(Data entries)
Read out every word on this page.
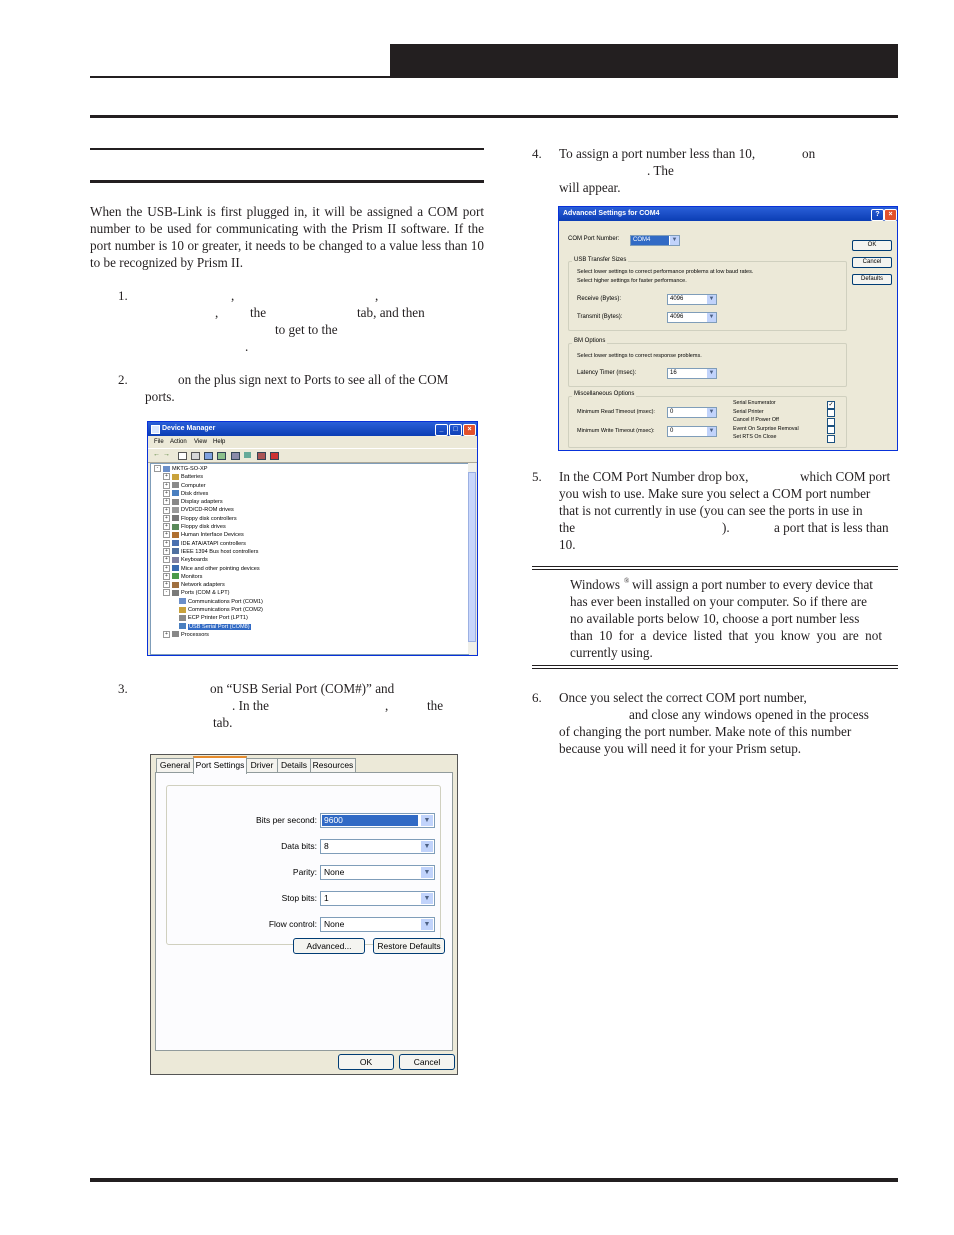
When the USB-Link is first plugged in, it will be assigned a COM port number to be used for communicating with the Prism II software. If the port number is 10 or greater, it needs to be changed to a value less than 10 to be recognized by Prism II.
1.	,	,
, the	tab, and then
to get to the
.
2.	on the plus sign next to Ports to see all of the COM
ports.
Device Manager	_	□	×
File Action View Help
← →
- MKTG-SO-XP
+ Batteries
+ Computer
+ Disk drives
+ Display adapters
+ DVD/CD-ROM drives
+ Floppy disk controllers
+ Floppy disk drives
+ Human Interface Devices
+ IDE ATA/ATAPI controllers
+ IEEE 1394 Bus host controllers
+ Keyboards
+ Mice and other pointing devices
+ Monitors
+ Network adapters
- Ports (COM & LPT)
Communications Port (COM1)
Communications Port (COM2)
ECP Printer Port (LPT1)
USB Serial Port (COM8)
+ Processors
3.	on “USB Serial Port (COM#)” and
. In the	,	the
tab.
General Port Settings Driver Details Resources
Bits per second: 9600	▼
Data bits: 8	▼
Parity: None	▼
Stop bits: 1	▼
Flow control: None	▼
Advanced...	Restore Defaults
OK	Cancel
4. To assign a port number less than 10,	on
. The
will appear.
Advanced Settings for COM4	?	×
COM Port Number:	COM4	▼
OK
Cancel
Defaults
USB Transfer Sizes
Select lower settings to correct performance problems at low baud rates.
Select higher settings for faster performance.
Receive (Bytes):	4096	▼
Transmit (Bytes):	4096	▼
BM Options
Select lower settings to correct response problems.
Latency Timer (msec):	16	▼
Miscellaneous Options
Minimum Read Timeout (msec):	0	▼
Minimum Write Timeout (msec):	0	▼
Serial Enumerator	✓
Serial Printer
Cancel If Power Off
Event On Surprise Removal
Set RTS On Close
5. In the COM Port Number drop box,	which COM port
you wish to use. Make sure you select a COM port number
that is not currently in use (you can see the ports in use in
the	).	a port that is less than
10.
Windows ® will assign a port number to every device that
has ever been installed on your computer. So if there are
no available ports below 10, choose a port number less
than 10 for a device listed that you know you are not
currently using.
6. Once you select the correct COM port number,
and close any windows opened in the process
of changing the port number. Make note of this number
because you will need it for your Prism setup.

* * *

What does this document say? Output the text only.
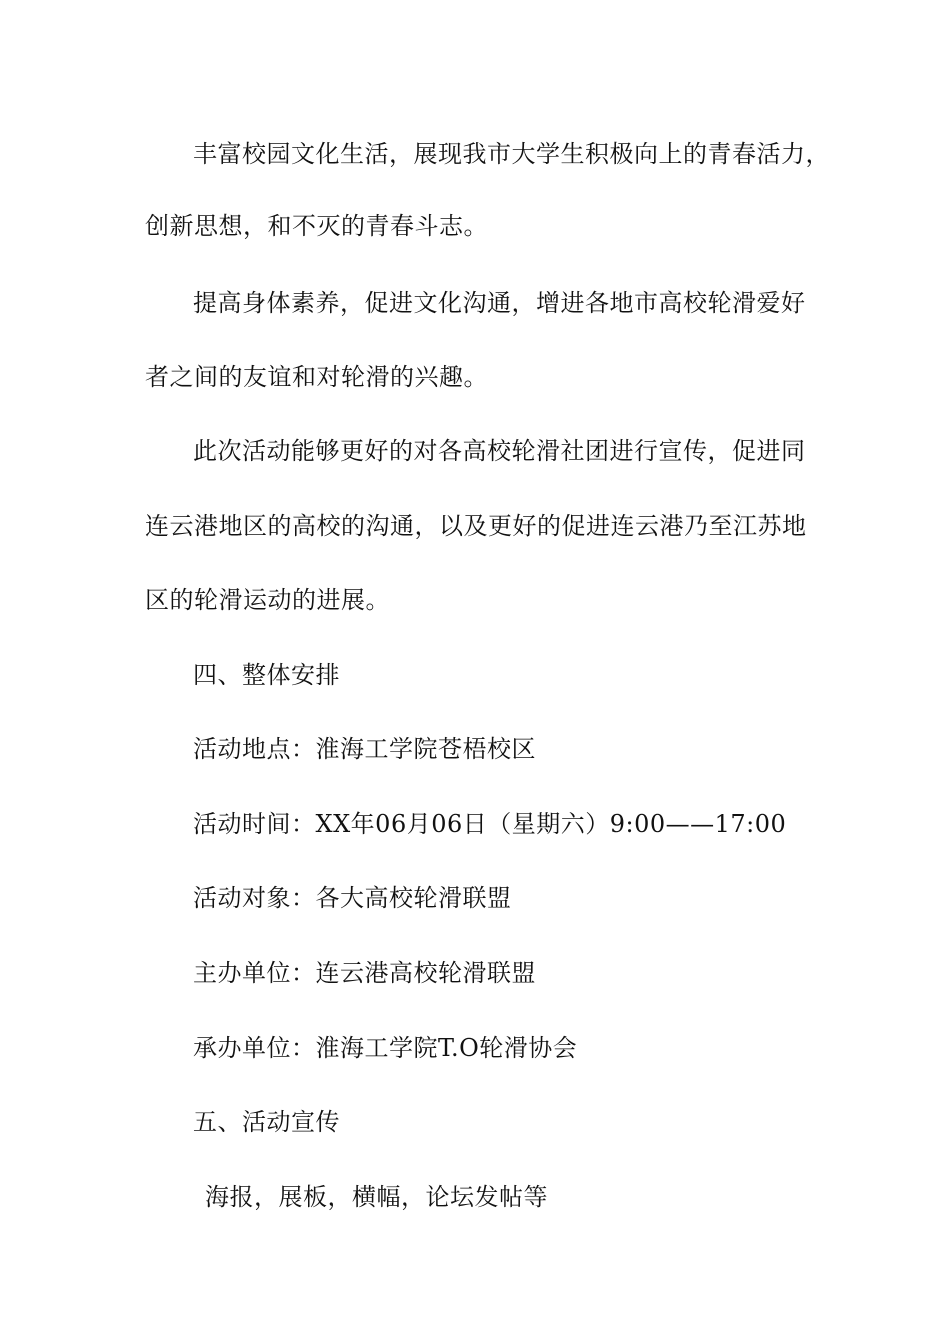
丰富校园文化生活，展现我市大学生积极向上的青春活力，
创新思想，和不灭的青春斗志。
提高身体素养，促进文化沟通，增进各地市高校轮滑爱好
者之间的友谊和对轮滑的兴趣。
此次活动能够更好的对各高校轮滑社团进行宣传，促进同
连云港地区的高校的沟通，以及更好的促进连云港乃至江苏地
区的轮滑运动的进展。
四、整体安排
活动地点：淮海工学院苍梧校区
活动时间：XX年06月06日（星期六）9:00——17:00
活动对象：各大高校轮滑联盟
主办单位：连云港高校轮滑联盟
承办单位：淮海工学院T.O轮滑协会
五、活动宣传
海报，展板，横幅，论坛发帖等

...

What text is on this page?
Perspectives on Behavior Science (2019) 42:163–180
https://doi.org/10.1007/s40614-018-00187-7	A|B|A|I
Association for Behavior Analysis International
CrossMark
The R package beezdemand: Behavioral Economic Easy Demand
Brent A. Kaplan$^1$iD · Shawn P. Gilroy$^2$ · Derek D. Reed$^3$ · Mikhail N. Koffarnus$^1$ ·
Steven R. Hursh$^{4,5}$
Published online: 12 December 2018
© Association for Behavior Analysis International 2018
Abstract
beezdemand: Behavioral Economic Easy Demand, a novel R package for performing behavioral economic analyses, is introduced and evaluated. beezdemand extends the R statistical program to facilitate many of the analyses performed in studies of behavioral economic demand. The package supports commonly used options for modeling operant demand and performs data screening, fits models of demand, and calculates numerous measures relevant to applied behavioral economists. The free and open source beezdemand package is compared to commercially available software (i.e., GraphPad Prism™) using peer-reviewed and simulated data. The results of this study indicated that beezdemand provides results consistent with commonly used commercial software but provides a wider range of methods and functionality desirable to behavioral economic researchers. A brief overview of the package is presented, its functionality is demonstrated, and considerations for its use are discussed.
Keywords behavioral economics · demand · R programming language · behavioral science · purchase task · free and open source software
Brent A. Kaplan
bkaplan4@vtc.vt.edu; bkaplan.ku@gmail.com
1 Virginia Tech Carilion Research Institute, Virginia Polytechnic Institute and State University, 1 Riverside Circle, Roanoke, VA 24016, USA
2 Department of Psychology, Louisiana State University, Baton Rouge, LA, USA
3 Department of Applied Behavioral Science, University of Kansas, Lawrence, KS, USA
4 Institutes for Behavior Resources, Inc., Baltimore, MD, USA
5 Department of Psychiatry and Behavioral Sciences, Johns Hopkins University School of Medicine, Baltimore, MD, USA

Exercise directions:
Write out each line of the data that holds the string "every".

Exercise answer:
Read out every word on this page.
Windows ® will assign a port number to every device that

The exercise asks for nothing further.